Fox said the surgery changed her life as well as the way people viewed her as a politician and person.
"It seems like I was treated with more respect as to my role as a politician," she said.
"People disregard you when you're big, especially if you are a woman, as if your contribution is not worthy."
Tolley had weight-loss surgery in 2006 after struggling with her weight for years and being told she was prediabetes.
The National MP said she has gone from a size 20 to a 14 and "the diabetes is not the threat that it had been in the past".
"People treat you differently when you are overweight and when you are seriously overweight from when you are not," she said.
"I think we have this perception of people who are overweight that it's all in their own hands and they're just greedy people and they can't control how they eat.
"Whereas in fact when you get to a stage where you've got 20, 30, 40 kilos to lose, that's an enormous commitment over a long, long period of time to make substantial changes in the way that you live. And unless you've been there or worked with people who have been in that position you don't really understand it."
University of Auckland political marketing expert Dr Edward Elder said an overweight politician may be less appealing to voters for several reasons.
This included the fact that their weight could be seen as a signifier of a lack of discipline and control.
"Conversely, someone who goes through the body transformation process, either by surgery or through more traditional methods, can be perceived as showing initiative and/or developing discipline. Its character building, if you will," said Elder.
Elder also said that if a politician, especially a Prime Minister, was seen as unhealthy, it could lead to the perception of potential instability.
"In the sense that if the Prime Minister had to, for some reason, have emergency surgery … it creates this implicit sign of instability."
He said weight gain could be a result of a politician's demanding schedule, which made it difficult to maintain a routine such as healthy eating.
Bariatric surgeon Dr Richard Babor believed about 1200 publicly and privately funded bariatric surgeries were performed in New Zealand a year.
He said bariatric surgery costs about $20,000 privately.
Babor said that like most patients, politicians were likely to have weight-loss surgery to improve their health or quality of life such as being able to keep up with their kids or ride a bike.

(Source records)

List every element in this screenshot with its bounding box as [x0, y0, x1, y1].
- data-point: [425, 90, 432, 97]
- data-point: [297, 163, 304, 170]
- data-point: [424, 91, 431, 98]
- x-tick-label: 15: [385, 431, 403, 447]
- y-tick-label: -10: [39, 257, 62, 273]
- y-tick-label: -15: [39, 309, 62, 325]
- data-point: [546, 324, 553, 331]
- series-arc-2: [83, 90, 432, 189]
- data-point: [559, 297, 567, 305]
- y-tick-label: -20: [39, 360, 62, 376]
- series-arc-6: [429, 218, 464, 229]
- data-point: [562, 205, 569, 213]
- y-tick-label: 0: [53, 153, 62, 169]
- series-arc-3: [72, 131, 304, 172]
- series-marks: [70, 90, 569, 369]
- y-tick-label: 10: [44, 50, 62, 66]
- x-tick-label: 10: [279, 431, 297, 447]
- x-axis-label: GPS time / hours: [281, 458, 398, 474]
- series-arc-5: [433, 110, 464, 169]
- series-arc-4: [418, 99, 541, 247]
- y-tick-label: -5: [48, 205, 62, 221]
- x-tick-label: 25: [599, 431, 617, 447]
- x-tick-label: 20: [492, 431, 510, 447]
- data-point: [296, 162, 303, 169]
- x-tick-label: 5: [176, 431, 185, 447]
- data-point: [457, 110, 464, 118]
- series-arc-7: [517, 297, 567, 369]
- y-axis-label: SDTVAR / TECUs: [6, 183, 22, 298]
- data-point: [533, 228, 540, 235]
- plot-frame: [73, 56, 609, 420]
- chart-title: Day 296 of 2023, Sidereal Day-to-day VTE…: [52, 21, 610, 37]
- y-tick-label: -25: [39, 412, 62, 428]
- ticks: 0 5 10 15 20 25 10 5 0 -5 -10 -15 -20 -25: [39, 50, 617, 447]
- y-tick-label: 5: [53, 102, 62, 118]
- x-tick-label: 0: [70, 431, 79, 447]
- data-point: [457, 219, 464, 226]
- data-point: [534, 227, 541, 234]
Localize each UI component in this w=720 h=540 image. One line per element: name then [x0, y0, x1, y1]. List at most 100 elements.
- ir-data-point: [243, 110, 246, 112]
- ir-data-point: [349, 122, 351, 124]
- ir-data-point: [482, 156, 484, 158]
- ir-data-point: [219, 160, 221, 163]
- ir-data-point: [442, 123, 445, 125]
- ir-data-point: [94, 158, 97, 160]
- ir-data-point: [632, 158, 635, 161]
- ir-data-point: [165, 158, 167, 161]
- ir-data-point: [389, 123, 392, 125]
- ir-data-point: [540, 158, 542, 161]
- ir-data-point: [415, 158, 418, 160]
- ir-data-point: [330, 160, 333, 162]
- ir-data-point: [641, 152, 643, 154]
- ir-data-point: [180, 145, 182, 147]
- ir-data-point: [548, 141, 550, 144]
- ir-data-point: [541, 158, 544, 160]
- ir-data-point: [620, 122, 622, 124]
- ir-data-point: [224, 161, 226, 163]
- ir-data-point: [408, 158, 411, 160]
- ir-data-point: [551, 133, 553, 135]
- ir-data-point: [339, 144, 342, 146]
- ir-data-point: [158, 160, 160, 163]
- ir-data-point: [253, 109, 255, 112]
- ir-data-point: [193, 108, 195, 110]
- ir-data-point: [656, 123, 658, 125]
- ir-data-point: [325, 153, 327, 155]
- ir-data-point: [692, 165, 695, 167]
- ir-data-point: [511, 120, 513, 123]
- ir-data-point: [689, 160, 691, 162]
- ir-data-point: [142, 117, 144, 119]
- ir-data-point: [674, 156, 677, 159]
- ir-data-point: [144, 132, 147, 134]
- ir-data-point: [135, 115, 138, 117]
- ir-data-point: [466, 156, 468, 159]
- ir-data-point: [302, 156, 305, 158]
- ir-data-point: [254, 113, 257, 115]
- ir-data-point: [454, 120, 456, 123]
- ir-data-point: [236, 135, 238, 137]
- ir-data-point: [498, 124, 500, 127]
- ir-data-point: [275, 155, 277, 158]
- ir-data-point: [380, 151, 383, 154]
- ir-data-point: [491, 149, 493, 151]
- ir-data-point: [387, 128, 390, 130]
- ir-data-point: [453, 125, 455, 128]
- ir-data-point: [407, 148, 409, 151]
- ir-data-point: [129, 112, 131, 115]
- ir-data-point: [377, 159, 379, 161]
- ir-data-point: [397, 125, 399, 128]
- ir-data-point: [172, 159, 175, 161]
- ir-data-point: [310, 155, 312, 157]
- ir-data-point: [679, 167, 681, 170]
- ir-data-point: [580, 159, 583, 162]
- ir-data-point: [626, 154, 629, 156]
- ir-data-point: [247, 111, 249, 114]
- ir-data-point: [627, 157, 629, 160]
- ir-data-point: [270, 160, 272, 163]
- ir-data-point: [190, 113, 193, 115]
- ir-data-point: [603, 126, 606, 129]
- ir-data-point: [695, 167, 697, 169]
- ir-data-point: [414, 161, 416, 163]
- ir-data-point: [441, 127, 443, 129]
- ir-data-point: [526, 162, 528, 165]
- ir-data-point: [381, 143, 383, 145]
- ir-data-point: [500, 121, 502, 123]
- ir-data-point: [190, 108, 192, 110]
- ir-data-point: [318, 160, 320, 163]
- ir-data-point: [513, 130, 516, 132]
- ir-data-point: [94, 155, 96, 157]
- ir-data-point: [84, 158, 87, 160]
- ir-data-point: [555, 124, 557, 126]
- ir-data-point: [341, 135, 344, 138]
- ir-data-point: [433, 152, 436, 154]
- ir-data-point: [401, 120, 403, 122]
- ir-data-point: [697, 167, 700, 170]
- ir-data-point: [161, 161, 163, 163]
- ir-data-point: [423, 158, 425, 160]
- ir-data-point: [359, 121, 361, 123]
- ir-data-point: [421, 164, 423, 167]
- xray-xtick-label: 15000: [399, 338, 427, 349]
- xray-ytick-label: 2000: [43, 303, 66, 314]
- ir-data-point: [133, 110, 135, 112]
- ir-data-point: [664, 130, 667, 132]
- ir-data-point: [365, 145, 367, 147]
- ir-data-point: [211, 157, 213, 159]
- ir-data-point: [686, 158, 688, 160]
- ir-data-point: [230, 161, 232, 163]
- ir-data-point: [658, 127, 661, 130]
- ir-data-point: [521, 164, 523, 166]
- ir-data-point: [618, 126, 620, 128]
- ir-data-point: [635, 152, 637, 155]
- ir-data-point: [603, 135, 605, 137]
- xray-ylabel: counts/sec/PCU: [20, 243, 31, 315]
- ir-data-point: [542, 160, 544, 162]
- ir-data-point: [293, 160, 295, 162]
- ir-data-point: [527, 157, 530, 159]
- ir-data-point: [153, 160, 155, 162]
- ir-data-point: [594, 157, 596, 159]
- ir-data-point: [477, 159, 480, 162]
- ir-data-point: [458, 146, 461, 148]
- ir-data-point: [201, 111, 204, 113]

◆ **THINGS TO DO**
1. In the article on politicians and weight-loss surgery, what is the approximate cost of bariatric surgery done privately?
2. Decide whether each statement agrees with the article on politicians and weight-loss surgery, giving yes or no and quoting the deciding words: (a) Tolley had weight-loss surgery in 2006. (b) Babor estimated that about 2000 bariatric surgeries are performed in New Zealand each year. (c) Edward Elder is a political marketing expert at the University of Auckland.
3. Extend the article on politicians and weight-loss surgery, picking up after its final sentence.
The records are separate material and have no connection to the article on politicians and weight-loss surgery.

◆ **EXERCISE RESULTS**
1. About $20,000.

2.
(a) Yes: "Tolley had weight-loss surgery in 2006"
(b) No: "about 1200 publicly and privately funded bariatric surgeries were performed in New Zealand a year"
(c) Yes: "University of Auckland political marketing expert Dr Edward Elder"

3.
"Plus with that added thing that they are in the public eye and so probably that stigma of obesity affects them more than the average person who is living a private life."
He said the fact that politicians were having weight-loss surgery showed obesity affected everybody, not just people from lower socioeconomic backgrounds.
According to Ministry of Health figures 3494 Kiwis underwent publicly funded weight-loss surgery, including gastric bypass and gastric band surgery, in the past 10 financial years.
The numbers have increased over the years with a record 489 publicly funded surgeries performed in the 2016/2017 – compared with 124 in 2007/2008.
Publicly funded bariatric surgery, including pre- and post-operative appointments, carries a price tag of $17,843.42 excluding GST.
Ministry of Health manager of electives and national services Jess Smaling said patients were only put on the waiting list for publicly funded bariatric surgery once they successfully completed a pre-surgical programme and met medical milestones to be suitable for the procedure.
She said patients were prioritised according to their level of need and ability to benefit.
"Where patients meet the threshold they go into a programme to prepare them for possible surgery, which includes medical and psychological assessments, and the patient starting an exercise regime and needing to lose some weight.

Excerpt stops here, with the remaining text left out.